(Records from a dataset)
╔══
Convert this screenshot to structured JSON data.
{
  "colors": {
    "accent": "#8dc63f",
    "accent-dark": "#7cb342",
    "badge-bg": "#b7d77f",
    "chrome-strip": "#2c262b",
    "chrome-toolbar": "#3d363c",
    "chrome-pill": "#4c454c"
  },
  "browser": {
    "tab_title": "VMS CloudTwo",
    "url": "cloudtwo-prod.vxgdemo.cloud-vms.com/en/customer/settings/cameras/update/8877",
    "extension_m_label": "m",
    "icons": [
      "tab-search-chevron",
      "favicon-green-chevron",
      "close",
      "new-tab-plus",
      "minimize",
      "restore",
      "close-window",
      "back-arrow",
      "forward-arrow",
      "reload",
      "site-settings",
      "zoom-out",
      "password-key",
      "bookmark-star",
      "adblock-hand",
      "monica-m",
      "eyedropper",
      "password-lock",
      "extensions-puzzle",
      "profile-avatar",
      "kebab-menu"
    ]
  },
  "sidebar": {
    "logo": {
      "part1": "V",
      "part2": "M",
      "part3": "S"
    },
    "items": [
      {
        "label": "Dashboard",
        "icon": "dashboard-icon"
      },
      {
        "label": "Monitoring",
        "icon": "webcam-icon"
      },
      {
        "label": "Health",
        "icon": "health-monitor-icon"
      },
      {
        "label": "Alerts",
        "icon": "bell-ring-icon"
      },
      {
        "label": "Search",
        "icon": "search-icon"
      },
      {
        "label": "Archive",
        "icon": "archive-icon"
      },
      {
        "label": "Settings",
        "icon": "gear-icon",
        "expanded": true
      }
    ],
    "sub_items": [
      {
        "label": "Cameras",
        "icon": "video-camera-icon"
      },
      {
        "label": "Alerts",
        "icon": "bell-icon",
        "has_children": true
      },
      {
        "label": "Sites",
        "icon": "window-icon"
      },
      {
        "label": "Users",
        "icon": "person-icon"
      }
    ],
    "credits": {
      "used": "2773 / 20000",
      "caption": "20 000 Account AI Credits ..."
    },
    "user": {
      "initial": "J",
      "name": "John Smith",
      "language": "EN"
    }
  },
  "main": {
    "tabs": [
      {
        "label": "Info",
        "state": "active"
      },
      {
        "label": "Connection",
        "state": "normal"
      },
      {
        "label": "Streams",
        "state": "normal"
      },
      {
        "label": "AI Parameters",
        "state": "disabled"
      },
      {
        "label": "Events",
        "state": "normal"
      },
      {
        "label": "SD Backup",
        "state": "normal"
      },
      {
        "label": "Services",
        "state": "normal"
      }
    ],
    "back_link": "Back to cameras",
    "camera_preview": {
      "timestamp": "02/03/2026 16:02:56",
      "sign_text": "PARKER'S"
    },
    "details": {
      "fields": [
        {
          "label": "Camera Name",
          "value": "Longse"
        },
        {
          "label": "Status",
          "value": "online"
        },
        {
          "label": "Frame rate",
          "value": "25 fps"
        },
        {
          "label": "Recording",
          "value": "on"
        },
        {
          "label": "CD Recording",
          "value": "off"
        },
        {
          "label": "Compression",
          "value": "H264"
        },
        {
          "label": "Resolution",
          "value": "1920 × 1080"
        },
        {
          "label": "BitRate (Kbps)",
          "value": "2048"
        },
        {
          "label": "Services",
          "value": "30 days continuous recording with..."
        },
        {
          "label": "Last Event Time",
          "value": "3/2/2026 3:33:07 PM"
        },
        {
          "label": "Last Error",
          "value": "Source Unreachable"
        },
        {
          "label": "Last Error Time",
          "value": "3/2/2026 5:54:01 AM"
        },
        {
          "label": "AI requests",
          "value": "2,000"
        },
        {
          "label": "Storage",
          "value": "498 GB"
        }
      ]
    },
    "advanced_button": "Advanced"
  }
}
╚══
Exercise aim: Generate an exact reproduction of all entries.

In response:
Convert this screenshot to structured JSON data.
{
  "colors": {
    "accent": "#8dc63f",
    "accent-dark": "#7cb342",
    "badge-bg": "#b7d77f",
    "chrome-strip": "#2c262b",
    "chrome-toolbar": "#3d363c",
    "chrome-pill": "#4c454c"
  },
  "browser": {
    "tab_title": "VMS CloudTwo",
    "url": "cloudtwo-prod.vxgdemo.cloud-vms.com/en/customer/settings/cameras/update/8877",
    "extension_m_label": "m",
    "icons": [
      "tab-search-chevron",
      "favicon-green-chevron",
      "close",
      "new-tab-plus",
      "minimize",
      "restore",
      "close-window",
      "back-arrow",
      "forward-arrow",
      "reload",
      "site-settings",
      "zoom-out",
      "password-key",
      "bookmark-star",
      "adblock-hand",
      "monica-m",
      "eyedropper",
      "password-lock",
      "extensions-puzzle",
      "profile-avatar",
      "kebab-menu"
    ]
  },
  "sidebar": {
    "logo": {
      "part1": "V",
      "part2": "M",
      "part3": "S"
    },
    "items": [
      {
        "label": "Dashboard",
        "icon": "dashboard-icon"
      },
      {
        "label": "Monitoring",
        "icon": "webcam-icon"
      },
      {
        "label": "Health",
        "icon": "health-monitor-icon"
      },
      {
        "label": "Alerts",
        "icon": "bell-ring-icon"
      },
      {
        "label": "Search",
        "icon": "search-icon"
      },
      {
        "label": "Archive",
        "icon": "archive-icon"
      },
      {
        "label": "Settings",
        "icon": "gear-icon",
        "expanded": true
      }
    ],
    "sub_items": [
      {
        "label": "Cameras",
        "icon": "video-camera-icon"
      },
      {
        "label": "Alerts",
        "icon": "bell-icon",
        "has_children": true
      },
      {
        "label": "Sites",
        "icon": "window-icon"
      },
      {
        "label": "Users",
        "icon": "person-icon"
      }
    ],
    "credits": {
      "used": "2773 / 20000",
      "caption": "20 000 Account AI Credits ..."
    },
    "user": {
      "initial": "J",
      "name": "John Smith",
      "language": "EN"
    }
  },
  "main": {
    "tabs": [
      {
        "label": "Info",
        "state": "active"
      },
      {
        "label": "Connection",
        "state": "normal"
      },
      {
        "label": "Streams",
        "state": "normal"
      },
      {
        "label": "AI Parameters",
        "state": "disabled"
      },
      {
        "label": "Events",
        "state": "normal"
      },
      {
        "label": "SD Backup",
        "state": "normal"
      },
      {
        "label": "Services",
        "state": "normal"
      }
    ],
    "back_link": "Back to cameras",
    "camera_preview": {
      "timestamp": "02/03/2026 16:02:56",
      "sign_text": "PARKER'S"
    },
    "details": {
      "fields": [
        {
          "label": "Camera Name",
          "value": "Longse"
        },
        {
          "label": "Status",
          "value": "online"
        },
        {
          "label": "Frame rate",
          "value": "25 fps"
        },
        {
          "label": "Recording",
          "value": "on"
        },
        {
          "label": "CD Recording",
          "value": "off"
        },
        {
          "label": "Compression",
          "value": "H264"
        },
        {
          "label": "Resolution",
          "value": "1920 × 1080"
        },
        {
          "label": "BitRate (Kbps)",
          "value": "2048"
        },
        {
          "label": "Services",
          "value": "30 days continuous recording with..."
        },
        {
          "label": "Last Event Time",
          "value": "3/2/2026 3:33:07 PM"
        },
        {
          "label": "Last Error",
          "value": "Source Unreachable"
        },
        {
          "label": "Last Error Time",
          "value": "3/2/2026 5:54:01 AM"
        },
        {
          "label": "AI requests",
          "value": "2,000"
        },
        {
          "label": "Storage",
          "value": "498 GB"
        }
      ]
    },
    "advanced_button": "Advanced"
  }
}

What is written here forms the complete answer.